# DO THIS
From the entries below, please gather each line containing the string "entreprises".

***** RECORDS PROVIDED

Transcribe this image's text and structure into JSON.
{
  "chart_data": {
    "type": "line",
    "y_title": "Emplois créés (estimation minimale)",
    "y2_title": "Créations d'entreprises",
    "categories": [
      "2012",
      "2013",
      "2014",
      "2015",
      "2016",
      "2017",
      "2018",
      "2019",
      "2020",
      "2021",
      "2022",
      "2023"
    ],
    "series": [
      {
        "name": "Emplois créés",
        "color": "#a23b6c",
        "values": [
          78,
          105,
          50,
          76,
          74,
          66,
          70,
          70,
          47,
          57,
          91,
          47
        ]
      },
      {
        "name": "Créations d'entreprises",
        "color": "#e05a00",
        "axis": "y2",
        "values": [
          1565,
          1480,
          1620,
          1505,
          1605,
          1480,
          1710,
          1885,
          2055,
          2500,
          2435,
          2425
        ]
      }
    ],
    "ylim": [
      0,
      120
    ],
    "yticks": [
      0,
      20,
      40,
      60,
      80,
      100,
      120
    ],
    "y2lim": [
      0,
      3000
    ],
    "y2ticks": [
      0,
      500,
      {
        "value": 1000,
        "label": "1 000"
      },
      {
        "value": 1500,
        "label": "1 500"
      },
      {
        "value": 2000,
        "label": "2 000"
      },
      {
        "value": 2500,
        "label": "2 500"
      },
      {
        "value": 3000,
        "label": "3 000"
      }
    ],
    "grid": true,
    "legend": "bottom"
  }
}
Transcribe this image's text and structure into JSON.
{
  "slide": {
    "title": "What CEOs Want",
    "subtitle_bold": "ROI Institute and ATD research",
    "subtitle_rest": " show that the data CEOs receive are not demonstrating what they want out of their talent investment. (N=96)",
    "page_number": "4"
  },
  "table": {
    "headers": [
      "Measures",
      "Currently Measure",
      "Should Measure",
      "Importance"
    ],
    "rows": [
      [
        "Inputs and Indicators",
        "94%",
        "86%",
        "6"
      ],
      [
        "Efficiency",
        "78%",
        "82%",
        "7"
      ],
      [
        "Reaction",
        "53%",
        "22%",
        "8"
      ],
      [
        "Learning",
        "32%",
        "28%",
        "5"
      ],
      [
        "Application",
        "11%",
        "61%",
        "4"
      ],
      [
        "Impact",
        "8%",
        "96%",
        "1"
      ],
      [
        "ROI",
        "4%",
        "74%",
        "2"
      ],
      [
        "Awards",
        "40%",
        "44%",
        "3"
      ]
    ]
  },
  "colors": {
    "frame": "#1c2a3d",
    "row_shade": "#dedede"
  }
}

**********

# THE SOLUTION
    "y2_title": "Créations d'entreprises",
        "name": "Créations d'entreprises",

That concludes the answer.